JOB:
Tally each line where the word "wearer" occurs, then give only the total.

ITEMS:
---

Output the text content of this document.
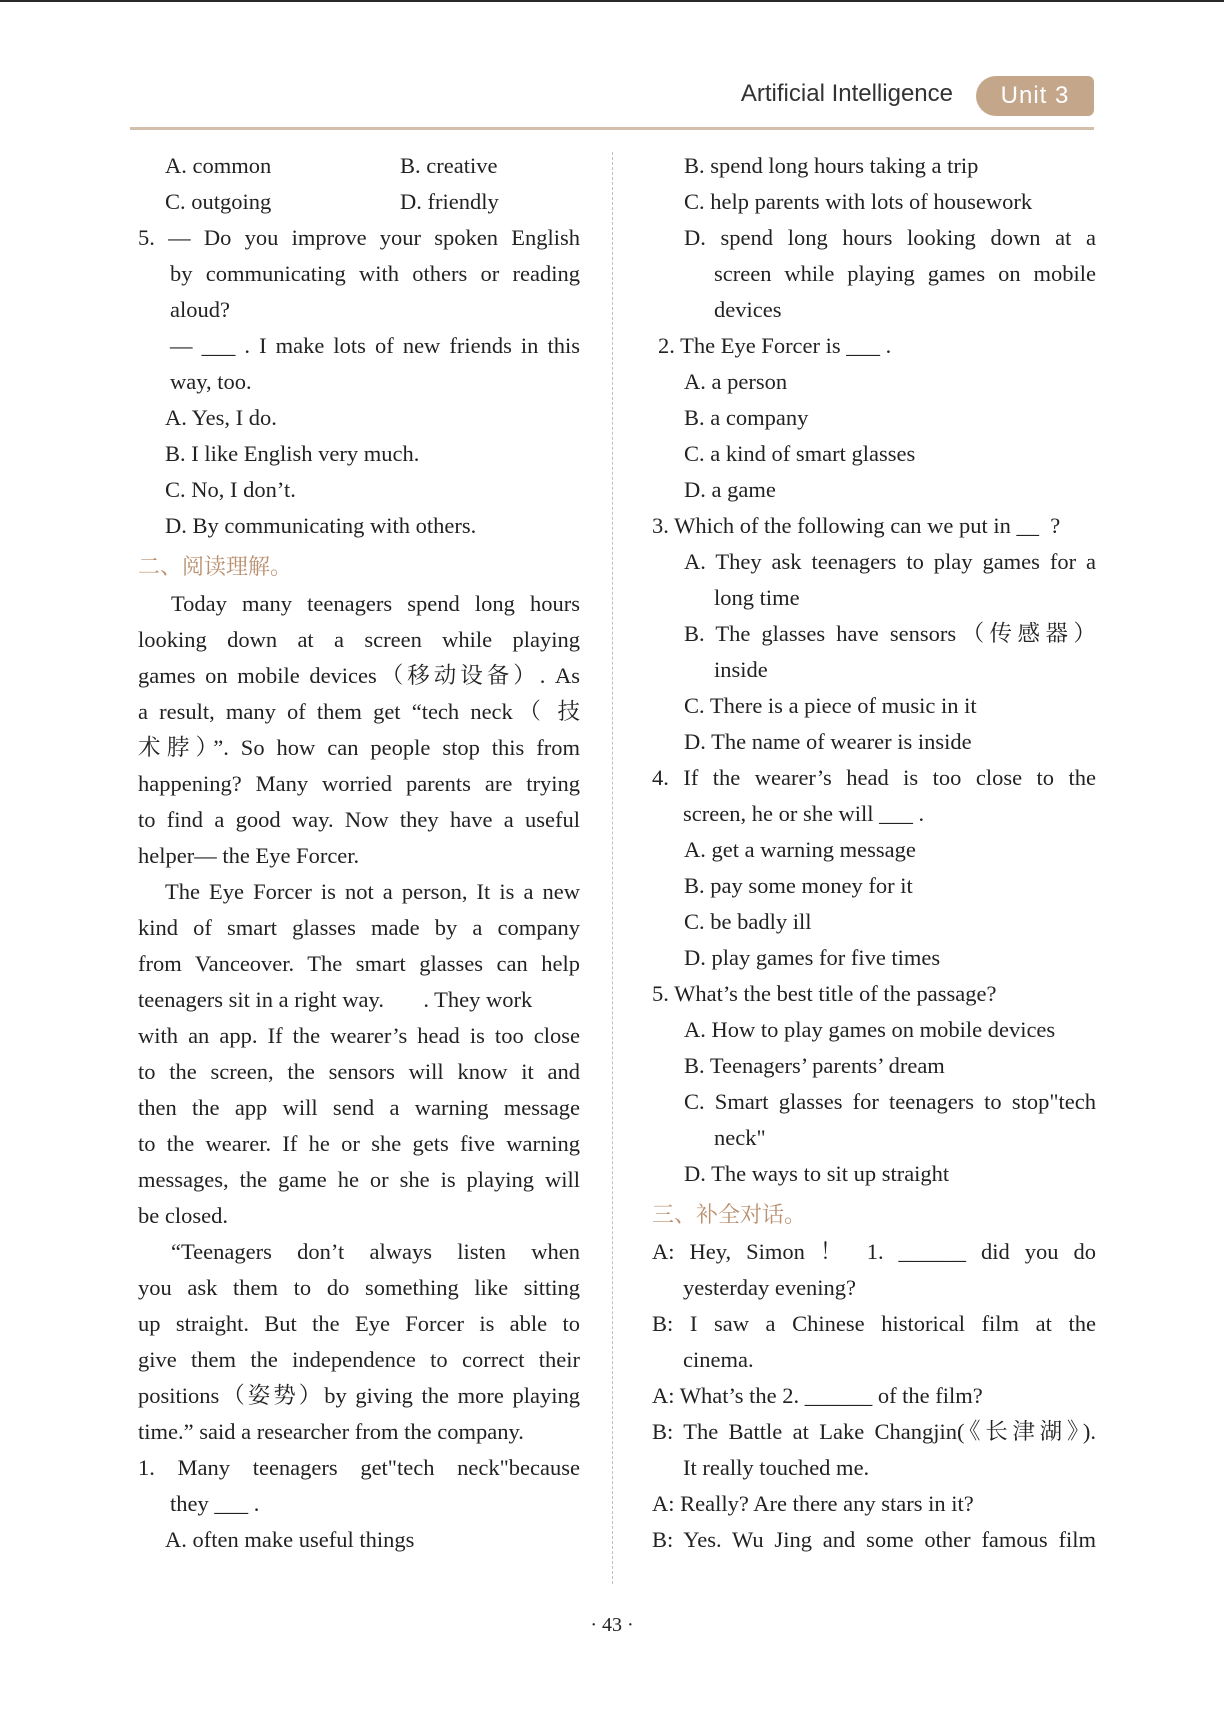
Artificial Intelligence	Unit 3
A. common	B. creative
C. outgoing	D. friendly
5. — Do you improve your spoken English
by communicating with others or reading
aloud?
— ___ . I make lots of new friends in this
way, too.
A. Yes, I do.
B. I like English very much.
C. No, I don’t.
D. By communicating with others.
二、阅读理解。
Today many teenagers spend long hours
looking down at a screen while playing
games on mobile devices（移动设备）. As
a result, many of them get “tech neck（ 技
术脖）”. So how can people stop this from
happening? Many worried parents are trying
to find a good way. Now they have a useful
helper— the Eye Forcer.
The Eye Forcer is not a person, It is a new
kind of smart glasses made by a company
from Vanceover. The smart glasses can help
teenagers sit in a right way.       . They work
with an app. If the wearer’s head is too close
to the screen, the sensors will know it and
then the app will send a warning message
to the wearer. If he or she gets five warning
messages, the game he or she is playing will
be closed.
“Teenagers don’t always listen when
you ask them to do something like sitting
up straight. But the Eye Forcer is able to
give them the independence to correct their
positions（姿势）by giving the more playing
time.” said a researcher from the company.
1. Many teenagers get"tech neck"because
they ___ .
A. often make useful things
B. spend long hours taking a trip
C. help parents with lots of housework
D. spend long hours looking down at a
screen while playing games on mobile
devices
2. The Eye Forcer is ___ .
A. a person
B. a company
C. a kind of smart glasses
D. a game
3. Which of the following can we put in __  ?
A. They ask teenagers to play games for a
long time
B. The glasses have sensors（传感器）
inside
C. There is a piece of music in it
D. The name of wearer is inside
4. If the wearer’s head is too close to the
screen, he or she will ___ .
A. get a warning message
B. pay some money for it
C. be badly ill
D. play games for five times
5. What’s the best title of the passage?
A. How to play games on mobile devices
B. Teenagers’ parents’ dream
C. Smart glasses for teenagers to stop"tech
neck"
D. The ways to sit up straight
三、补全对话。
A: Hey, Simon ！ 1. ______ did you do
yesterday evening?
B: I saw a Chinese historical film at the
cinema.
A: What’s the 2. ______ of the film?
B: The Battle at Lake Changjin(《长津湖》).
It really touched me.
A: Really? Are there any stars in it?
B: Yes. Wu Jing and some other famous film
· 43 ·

---

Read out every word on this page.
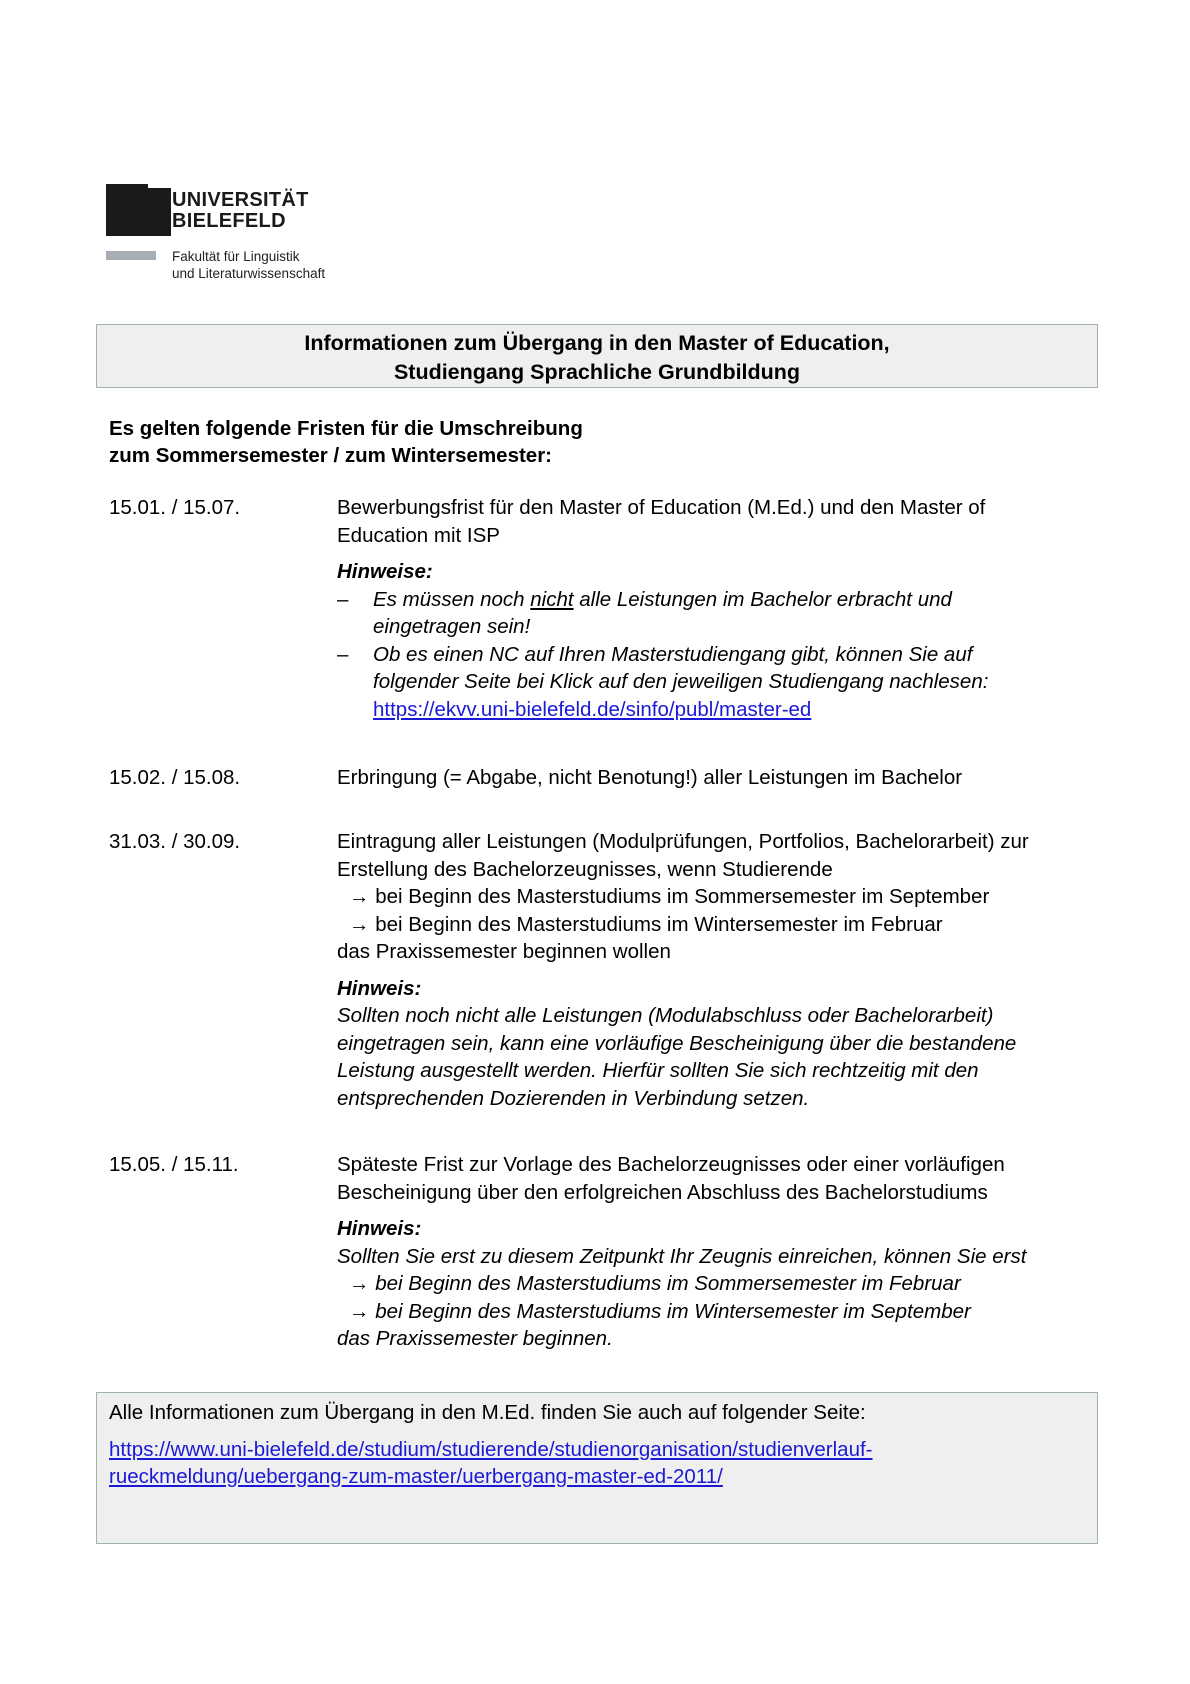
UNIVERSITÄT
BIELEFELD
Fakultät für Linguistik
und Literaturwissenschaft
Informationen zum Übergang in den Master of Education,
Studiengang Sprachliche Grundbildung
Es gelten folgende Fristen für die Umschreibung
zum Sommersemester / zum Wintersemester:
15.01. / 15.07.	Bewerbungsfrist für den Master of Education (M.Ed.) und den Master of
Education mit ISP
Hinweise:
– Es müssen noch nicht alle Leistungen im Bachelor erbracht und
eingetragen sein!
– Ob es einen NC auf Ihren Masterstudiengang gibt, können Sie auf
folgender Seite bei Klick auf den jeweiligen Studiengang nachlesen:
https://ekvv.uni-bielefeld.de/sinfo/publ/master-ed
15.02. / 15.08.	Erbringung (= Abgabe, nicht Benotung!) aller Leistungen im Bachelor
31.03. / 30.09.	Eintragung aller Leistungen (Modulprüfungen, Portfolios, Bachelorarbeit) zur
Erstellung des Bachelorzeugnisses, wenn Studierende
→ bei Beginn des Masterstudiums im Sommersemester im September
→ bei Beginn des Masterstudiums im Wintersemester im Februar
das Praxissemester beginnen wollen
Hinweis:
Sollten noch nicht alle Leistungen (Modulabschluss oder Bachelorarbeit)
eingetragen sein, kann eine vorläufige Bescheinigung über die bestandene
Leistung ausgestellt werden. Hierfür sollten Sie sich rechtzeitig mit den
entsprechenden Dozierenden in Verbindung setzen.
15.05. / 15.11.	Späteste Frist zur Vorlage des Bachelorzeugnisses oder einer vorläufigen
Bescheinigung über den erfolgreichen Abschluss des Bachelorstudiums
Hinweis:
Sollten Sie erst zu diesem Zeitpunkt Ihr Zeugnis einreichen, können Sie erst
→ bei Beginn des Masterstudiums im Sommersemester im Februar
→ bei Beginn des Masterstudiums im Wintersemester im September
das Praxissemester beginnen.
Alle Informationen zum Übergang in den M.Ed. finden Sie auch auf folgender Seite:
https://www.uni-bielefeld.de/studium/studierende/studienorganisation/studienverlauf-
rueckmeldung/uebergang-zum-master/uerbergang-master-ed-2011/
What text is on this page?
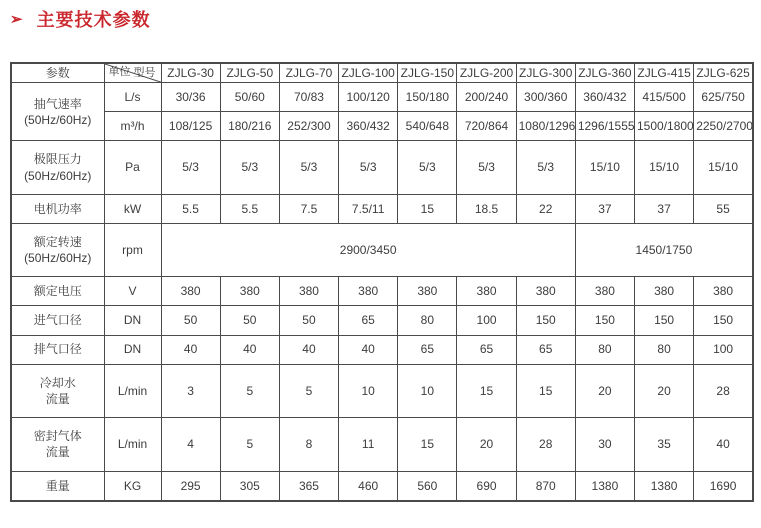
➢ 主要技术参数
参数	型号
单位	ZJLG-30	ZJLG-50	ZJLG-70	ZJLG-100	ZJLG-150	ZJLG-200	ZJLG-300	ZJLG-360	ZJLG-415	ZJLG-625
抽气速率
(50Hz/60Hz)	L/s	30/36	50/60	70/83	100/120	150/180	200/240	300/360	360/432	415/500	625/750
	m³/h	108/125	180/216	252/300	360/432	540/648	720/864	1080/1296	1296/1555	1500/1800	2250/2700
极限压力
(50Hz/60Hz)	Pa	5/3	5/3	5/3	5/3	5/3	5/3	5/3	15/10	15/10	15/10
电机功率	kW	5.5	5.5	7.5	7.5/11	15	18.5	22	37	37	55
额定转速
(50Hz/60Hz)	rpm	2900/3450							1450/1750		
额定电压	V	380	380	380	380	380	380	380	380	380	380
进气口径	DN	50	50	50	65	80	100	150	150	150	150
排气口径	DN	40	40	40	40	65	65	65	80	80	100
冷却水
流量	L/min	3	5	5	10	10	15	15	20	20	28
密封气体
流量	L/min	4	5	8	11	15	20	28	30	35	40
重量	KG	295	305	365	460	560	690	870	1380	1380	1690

---

EXPECTED ANSWER:
4